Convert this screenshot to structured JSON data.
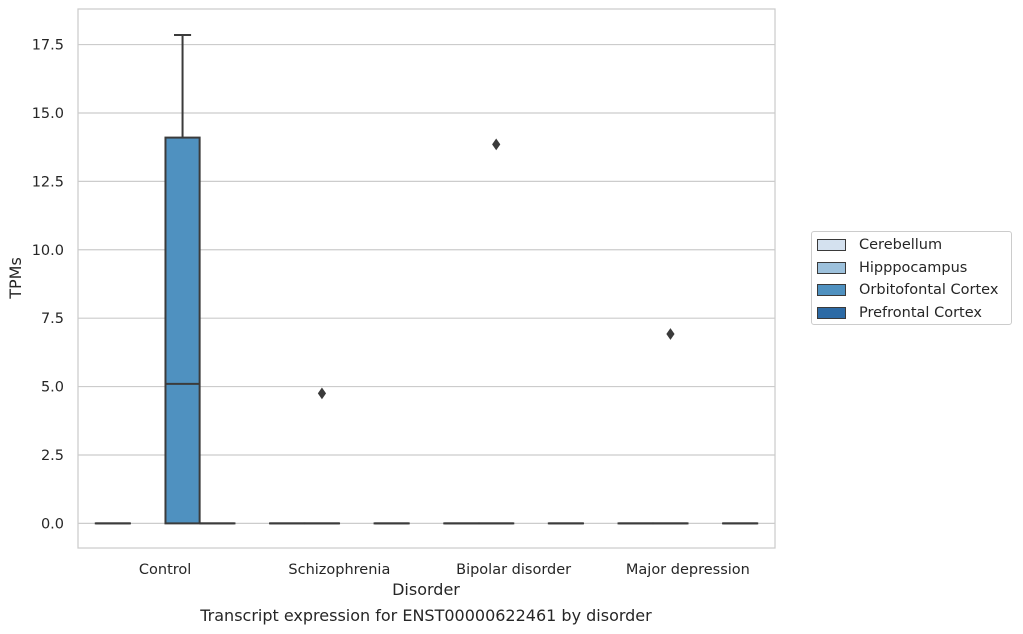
{
  "chart_data": {
    "type": "box",
    "xlabel": "Disorder",
    "ylabel": "TPMs",
    "caption": "Transcript expression for ENST00000622461 by disorder",
    "categories": [
      "Control",
      "Schizophrenia",
      "Bipolar disorder",
      "Major depression"
    ],
    "hue_levels": [
      "Cerebellum",
      "Hipppocampus",
      "Orbitofontal Cortex",
      "Prefrontal Cortex"
    ],
    "colors": {
      "Cerebellum": "#d4e1ef",
      "Hipppocampus": "#9dc1dc",
      "Orbitofontal Cortex": "#4f91c0",
      "Prefrontal Cortex": "#2c6aa5"
    },
    "ylim": [
      -0.9,
      18.8
    ],
    "yticks": [
      0.0,
      2.5,
      5.0,
      7.5,
      10.0,
      12.5,
      15.0,
      17.5
    ],
    "ytick_labels": [
      "0.0",
      "2.5",
      "5.0",
      "7.5",
      "10.0",
      "12.5",
      "15.0",
      "17.5"
    ],
    "grid": true,
    "legend_position": "right, outside plot",
    "boxes": [
      {
        "category": "Control",
        "group": "Cerebellum",
        "min": 0,
        "q1": 0,
        "median": 0,
        "q3": 0,
        "max": 0,
        "outliers": []
      },
      {
        "category": "Control",
        "group": "Orbitofontal Cortex",
        "min": 0,
        "q1": 0,
        "median": 5.1,
        "q3": 14.1,
        "max": 17.85,
        "outliers": []
      },
      {
        "category": "Control",
        "group": "Prefrontal Cortex",
        "min": 0,
        "q1": 0,
        "median": 0,
        "q3": 0,
        "max": 0,
        "outliers": []
      },
      {
        "category": "Schizophrenia",
        "group": "Cerebellum",
        "min": 0,
        "q1": 0,
        "median": 0,
        "q3": 0,
        "max": 0,
        "outliers": []
      },
      {
        "category": "Schizophrenia",
        "group": "Hipppocampus",
        "min": 0,
        "q1": 0,
        "median": 0,
        "q3": 0,
        "max": 0,
        "outliers": [
          4.75
        ]
      },
      {
        "category": "Schizophrenia",
        "group": "Prefrontal Cortex",
        "min": 0,
        "q1": 0,
        "median": 0,
        "q3": 0,
        "max": 0,
        "outliers": []
      },
      {
        "category": "Bipolar disorder",
        "group": "Cerebellum",
        "min": 0,
        "q1": 0,
        "median": 0,
        "q3": 0,
        "max": 0,
        "outliers": []
      },
      {
        "category": "Bipolar disorder",
        "group": "Hipppocampus",
        "min": 0,
        "q1": 0,
        "median": 0,
        "q3": 0,
        "max": 0,
        "outliers": [
          13.85
        ]
      },
      {
        "category": "Bipolar disorder",
        "group": "Prefrontal Cortex",
        "min": 0,
        "q1": 0,
        "median": 0,
        "q3": 0,
        "max": 0,
        "outliers": []
      },
      {
        "category": "Major depression",
        "group": "Cerebellum",
        "min": 0,
        "q1": 0,
        "median": 0,
        "q3": 0,
        "max": 0,
        "outliers": []
      },
      {
        "category": "Major depression",
        "group": "Hipppocampus",
        "min": 0,
        "q1": 0,
        "median": 0,
        "q3": 0,
        "max": 0,
        "outliers": [
          6.92
        ]
      },
      {
        "category": "Major depression",
        "group": "Prefrontal Cortex",
        "min": 0,
        "q1": 0,
        "median": 0,
        "q3": 0,
        "max": 0,
        "outliers": []
      }
    ]
  }
}
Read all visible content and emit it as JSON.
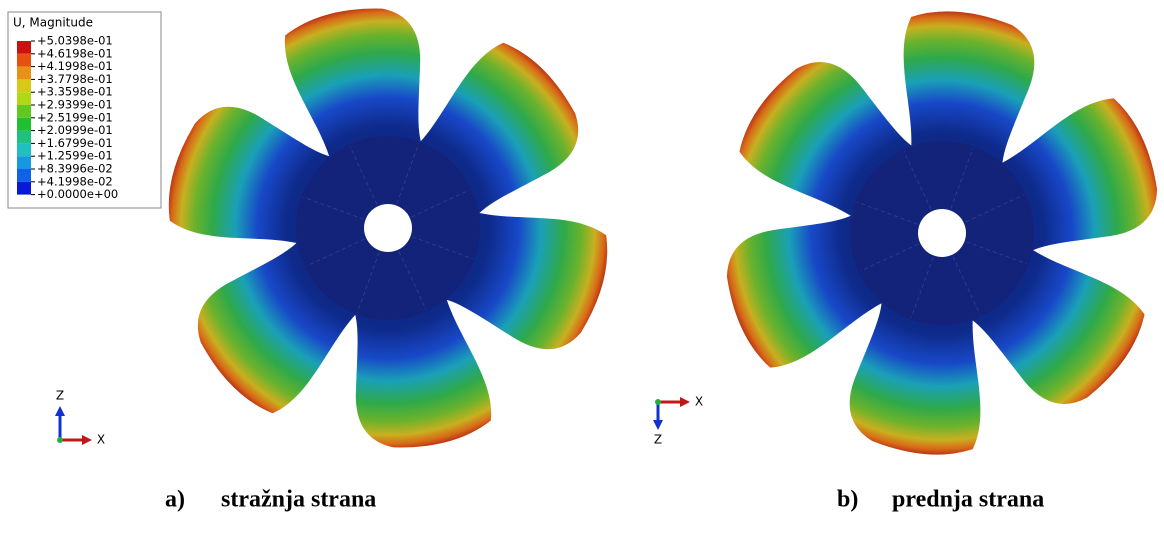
{
  "legend": {
    "title": "U, Magnitude",
    "labels": [
      "+5.0398e-01",
      "+4.6198e-01",
      "+4.1998e-01",
      "+3.7798e-01",
      "+3.3598e-01",
      "+2.9399e-01",
      "+2.5199e-01",
      "+2.0999e-01",
      "+1.6799e-01",
      "+1.2599e-01",
      "+8.3996e-02",
      "+4.1998e-02",
      "+0.0000e+00"
    ]
  },
  "figures": [
    {
      "axes": {
        "vertical": "Z",
        "horizontal": "X"
      },
      "caption": {
        "letter": "a)",
        "text": "stražnja strana"
      }
    },
    {
      "axes": {
        "vertical": "Z",
        "horizontal": "X"
      },
      "caption": {
        "letter": "b)",
        "text": "prednja strana"
      }
    }
  ]
}
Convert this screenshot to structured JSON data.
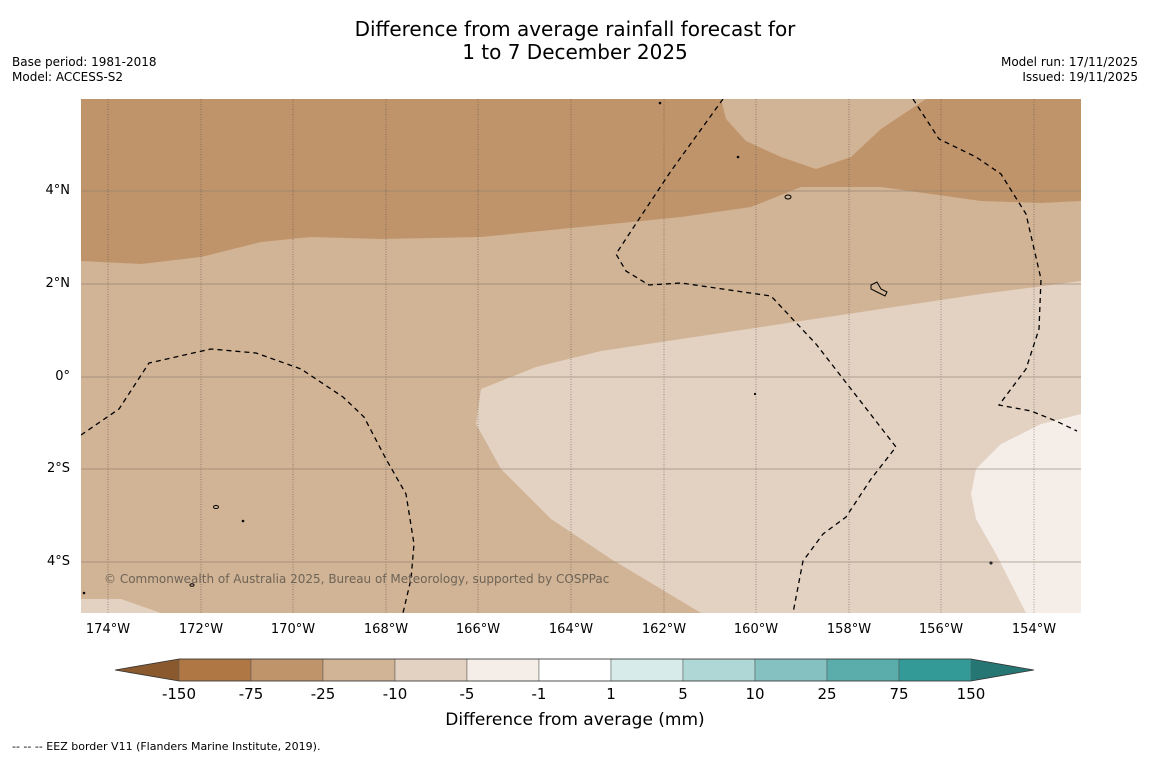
{
  "title": {
    "line1": "Difference from average rainfall forecast for",
    "line2": "1 to 7 December 2025"
  },
  "meta_left": {
    "base_period": "Base period: 1981-2018",
    "model": "Model: ACCESS-S2"
  },
  "meta_right": {
    "model_run": "Model run: 17/11/2025",
    "issued": "Issued: 19/11/2025"
  },
  "map": {
    "lat_labels": [
      "4°N",
      "2°N",
      "0°",
      "2°S",
      "4°S"
    ],
    "lon_labels": [
      "174°W",
      "172°W",
      "170°W",
      "168°W",
      "166°W",
      "164°W",
      "162°W",
      "160°W",
      "158°W",
      "156°W",
      "154°W"
    ],
    "copyright": "© Commonwealth of Australia 2025, Bureau of Meteorology, supported by COSPPac",
    "colors": {
      "dark_dry": "#c0946b",
      "medium_dry": "#d1b395",
      "light_dry": "#e3d1c1",
      "very_light_dry": "#f5ede7"
    }
  },
  "colorbar": {
    "ticks": [
      "-150",
      "-75",
      "-25",
      "-10",
      "-5",
      "-1",
      "1",
      "5",
      "10",
      "25",
      "75",
      "150"
    ],
    "colors": [
      "#8a5a2e",
      "#af7744",
      "#c0946b",
      "#d1b395",
      "#e3d1c1",
      "#f5ede7",
      "#ffffff",
      "#d6ebea",
      "#aed7d6",
      "#85c1c0",
      "#5aadab",
      "#349a97",
      "#267774"
    ],
    "label": "Difference from average (mm)"
  },
  "footnote": "--  --  -- EEZ border V11 (Flanders Marine Institute, 2019)."
}
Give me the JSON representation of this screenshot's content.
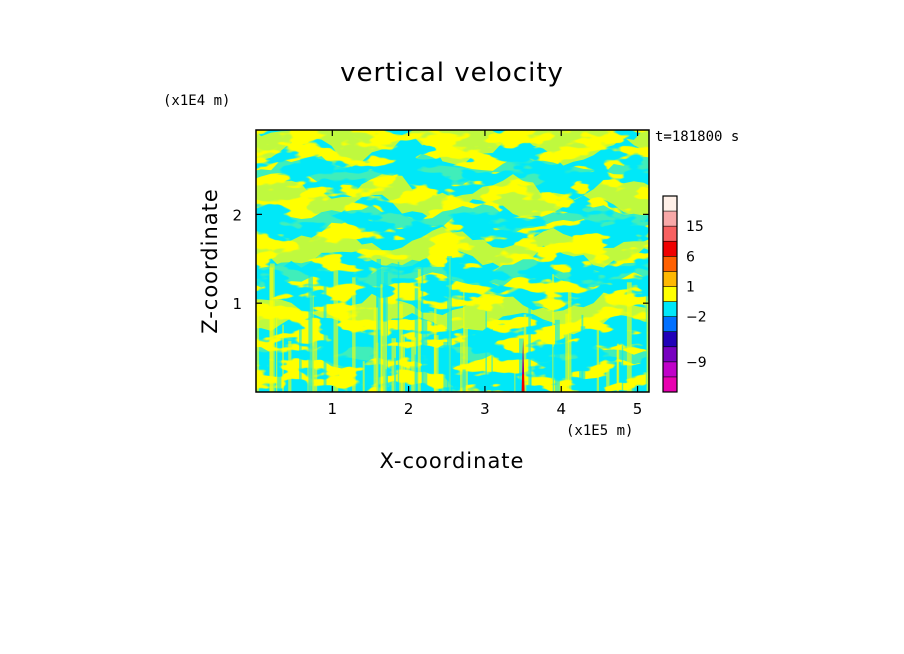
{
  "chart_data": {
    "type": "heatmap",
    "title": "vertical velocity",
    "xlabel": "X-coordinate",
    "ylabel": "Z-coordinate",
    "x_unit_label": "(x1E5 m)",
    "y_unit_label": "(x1E4 m)",
    "time_label": "t=181800 s",
    "xlim": [
      0,
      5.15
    ],
    "ylim": [
      0,
      2.95
    ],
    "x_ticks": [
      1,
      2,
      3,
      4,
      5
    ],
    "y_ticks": [
      1,
      2
    ],
    "x_tick_labels": [
      "1",
      "2",
      "3",
      "4",
      "5"
    ],
    "y_tick_labels": [
      "1",
      "2"
    ],
    "field_colors": {
      "negative": "#00e8f8",
      "positive": "#ffff00"
    },
    "colorbar": {
      "levels": [
        {
          "color": "#e800b0"
        },
        {
          "color": "#c000c8"
        },
        {
          "color": "#7800c0"
        },
        {
          "color": "#2000b8"
        },
        {
          "color": "#0070ff"
        },
        {
          "color": "#00e8f8"
        },
        {
          "color": "#ffff00"
        },
        {
          "color": "#ffb800"
        },
        {
          "color": "#ff6000"
        },
        {
          "color": "#f00000"
        },
        {
          "color": "#f86060"
        },
        {
          "color": "#f8a8a8"
        },
        {
          "color": "#fff0e8"
        }
      ],
      "tick_labels": [
        {
          "label": "15",
          "at_boundary": 11
        },
        {
          "label": "6",
          "at_boundary": 9
        },
        {
          "label": "1",
          "at_boundary": 7
        },
        {
          "label": "−2",
          "at_boundary": 5
        },
        {
          "label": "−9",
          "at_boundary": 2
        }
      ]
    }
  }
}
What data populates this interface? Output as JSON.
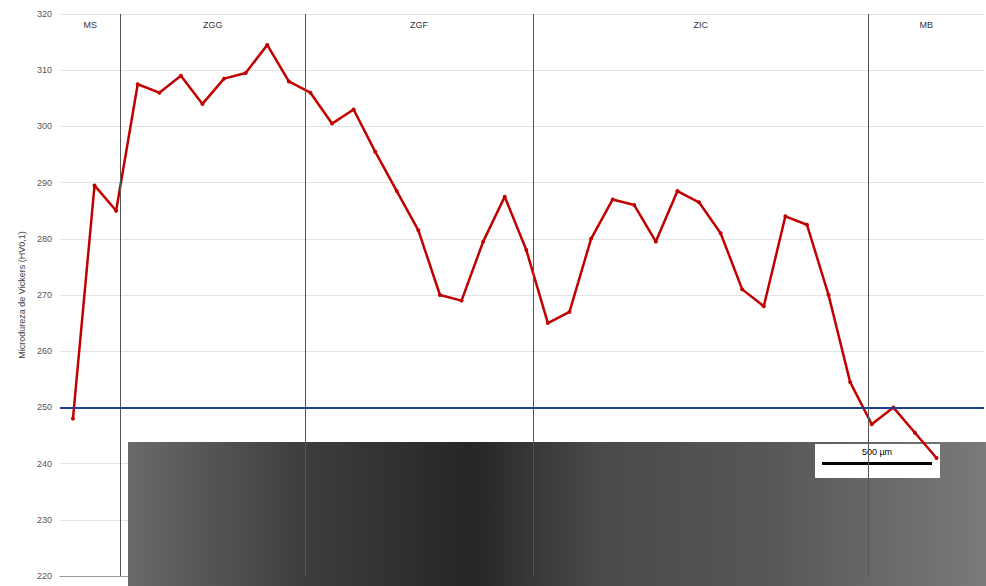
{
  "chart_data": {
    "type": "line",
    "y_label": "Microdureza de Vickers (HV0,1)",
    "x": [
      0,
      1,
      2,
      3,
      4,
      5,
      6,
      7,
      8,
      9,
      10,
      11,
      12,
      13,
      14,
      15,
      16,
      17,
      18,
      19,
      20,
      21,
      22,
      23,
      24,
      25,
      26,
      27,
      28,
      29,
      30,
      31,
      32,
      33,
      34,
      35,
      36,
      37,
      38,
      39,
      40
    ],
    "values": [
      248,
      289.5,
      285,
      307.5,
      306,
      309,
      304,
      308.5,
      309.5,
      314.5,
      308,
      306,
      300.5,
      303,
      295.5,
      288.5,
      281.5,
      270,
      269,
      279.5,
      287.5,
      278,
      265,
      267,
      280,
      287,
      286,
      279.5,
      288.5,
      286.5,
      281,
      271,
      268,
      284,
      282.5,
      270,
      254.5,
      247,
      250,
      245.5,
      241
    ],
    "color": "#c00000",
    "marker": "circle",
    "line_style": "solid",
    "xlim": [
      -0.6,
      42.2
    ],
    "ylim": [
      220,
      320
    ],
    "yticks": [
      220,
      230,
      240,
      250,
      260,
      270,
      280,
      290,
      300,
      310,
      320
    ],
    "tick_labels": "y",
    "grid": true,
    "zones": [
      {
        "label": "MS",
        "start": -0.6,
        "end": 2.2
      },
      {
        "label": "ZGG",
        "start": 2.2,
        "end": 10.75
      },
      {
        "label": "ZGF",
        "start": 10.75,
        "end": 21.3
      },
      {
        "label": "ZIC",
        "start": 21.3,
        "end": 36.85
      },
      {
        "label": "MB",
        "start": 36.85,
        "end": 42.2
      }
    ],
    "reference_line": {
      "value": 250,
      "color": "#1f3f8f"
    },
    "scale_bar": "500 µm"
  }
}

## WHAT YOU ARE ASKED TO DO
In the entries above, identify each line that includes the string "xlabel", then copy it.

## SOLUTION TO THIS PROBLEM
    "xlabel": "Disorder",
    "xlabel": "X-coordinate",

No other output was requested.